-------- INFORMATION SHOWN --------
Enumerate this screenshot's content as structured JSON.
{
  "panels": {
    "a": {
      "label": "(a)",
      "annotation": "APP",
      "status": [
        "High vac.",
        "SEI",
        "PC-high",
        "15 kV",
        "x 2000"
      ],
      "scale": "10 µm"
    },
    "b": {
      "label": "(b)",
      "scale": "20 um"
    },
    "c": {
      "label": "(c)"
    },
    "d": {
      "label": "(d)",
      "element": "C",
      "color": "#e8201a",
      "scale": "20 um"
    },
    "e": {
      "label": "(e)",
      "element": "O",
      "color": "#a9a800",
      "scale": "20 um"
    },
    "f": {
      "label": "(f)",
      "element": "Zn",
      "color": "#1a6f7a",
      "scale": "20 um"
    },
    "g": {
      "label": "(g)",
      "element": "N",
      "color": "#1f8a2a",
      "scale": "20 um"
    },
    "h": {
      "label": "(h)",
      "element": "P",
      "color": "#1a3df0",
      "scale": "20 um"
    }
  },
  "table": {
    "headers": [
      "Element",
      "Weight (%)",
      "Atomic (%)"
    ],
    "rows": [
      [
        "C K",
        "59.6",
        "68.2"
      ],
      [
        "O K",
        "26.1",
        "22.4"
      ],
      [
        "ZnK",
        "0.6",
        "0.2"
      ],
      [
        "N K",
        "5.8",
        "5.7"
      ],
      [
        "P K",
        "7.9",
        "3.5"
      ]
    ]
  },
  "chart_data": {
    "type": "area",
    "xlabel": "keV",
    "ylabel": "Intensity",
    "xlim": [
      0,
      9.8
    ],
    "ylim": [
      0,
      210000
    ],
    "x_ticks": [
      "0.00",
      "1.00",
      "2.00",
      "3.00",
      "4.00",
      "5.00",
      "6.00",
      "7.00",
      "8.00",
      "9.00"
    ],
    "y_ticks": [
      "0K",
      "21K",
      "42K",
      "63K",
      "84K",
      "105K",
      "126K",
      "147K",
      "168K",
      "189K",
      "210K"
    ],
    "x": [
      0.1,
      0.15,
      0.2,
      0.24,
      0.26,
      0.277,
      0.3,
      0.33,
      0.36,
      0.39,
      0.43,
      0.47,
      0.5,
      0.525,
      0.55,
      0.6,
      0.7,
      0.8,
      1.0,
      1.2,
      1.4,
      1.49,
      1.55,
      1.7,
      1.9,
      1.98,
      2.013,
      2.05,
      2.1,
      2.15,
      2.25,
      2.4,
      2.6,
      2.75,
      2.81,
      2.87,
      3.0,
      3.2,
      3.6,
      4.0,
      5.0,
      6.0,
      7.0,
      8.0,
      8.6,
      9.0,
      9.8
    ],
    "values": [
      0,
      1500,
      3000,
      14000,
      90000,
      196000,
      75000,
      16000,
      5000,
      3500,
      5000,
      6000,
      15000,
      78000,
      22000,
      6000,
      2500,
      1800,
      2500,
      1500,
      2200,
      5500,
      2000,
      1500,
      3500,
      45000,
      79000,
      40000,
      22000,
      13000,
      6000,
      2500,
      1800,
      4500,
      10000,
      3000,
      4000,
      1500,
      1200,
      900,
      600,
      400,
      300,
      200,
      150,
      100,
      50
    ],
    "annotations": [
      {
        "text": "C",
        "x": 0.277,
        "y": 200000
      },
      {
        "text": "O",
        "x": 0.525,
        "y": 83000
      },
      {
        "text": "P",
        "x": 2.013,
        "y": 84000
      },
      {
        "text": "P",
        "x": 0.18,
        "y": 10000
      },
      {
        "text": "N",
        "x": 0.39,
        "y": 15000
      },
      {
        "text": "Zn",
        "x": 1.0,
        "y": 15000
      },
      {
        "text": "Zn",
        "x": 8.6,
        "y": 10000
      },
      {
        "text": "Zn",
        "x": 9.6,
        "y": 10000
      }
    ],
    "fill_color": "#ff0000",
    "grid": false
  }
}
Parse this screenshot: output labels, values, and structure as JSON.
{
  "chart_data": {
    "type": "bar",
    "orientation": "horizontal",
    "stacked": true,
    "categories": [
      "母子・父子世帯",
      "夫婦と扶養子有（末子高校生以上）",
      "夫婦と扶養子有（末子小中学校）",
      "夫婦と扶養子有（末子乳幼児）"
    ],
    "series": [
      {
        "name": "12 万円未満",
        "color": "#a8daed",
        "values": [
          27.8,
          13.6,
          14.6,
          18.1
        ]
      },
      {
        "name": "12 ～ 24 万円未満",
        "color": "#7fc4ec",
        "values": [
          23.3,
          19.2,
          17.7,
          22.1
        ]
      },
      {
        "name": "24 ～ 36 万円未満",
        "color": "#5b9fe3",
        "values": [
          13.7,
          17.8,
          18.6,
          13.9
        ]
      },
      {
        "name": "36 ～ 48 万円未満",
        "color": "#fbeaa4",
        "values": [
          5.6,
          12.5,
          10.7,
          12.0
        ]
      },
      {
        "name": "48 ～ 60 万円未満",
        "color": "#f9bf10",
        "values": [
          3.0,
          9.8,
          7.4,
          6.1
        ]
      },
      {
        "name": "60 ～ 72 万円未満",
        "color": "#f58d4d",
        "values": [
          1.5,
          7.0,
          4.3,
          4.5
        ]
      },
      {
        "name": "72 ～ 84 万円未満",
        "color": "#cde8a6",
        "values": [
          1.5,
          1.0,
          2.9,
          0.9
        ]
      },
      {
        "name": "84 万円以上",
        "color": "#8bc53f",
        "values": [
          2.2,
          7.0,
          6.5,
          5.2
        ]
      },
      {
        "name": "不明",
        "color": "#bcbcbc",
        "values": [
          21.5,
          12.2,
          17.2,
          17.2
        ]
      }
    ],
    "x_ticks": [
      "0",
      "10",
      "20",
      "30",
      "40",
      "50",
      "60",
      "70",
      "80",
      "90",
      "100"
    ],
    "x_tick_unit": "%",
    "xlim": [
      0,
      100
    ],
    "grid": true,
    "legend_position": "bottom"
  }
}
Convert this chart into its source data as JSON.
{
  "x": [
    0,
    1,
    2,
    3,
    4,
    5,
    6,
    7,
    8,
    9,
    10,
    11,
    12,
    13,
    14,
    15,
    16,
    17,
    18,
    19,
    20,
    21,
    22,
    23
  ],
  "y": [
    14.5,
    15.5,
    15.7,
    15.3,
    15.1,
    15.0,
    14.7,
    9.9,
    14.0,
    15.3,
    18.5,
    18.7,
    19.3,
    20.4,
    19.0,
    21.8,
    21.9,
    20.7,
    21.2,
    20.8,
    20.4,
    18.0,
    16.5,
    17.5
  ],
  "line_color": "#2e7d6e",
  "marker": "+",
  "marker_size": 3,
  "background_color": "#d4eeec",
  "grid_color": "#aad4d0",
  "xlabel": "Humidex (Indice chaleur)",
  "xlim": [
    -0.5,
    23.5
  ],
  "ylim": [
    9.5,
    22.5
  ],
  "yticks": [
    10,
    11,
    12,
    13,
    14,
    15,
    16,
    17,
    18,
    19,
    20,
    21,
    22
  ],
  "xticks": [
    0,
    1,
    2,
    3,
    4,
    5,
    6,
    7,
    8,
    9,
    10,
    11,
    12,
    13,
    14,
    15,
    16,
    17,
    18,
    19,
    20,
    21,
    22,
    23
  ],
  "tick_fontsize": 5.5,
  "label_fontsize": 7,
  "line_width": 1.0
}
--------
— WORK TO DO —
Report only how many lines of the listing hold the word "xlabel".

— RESPONSE —
2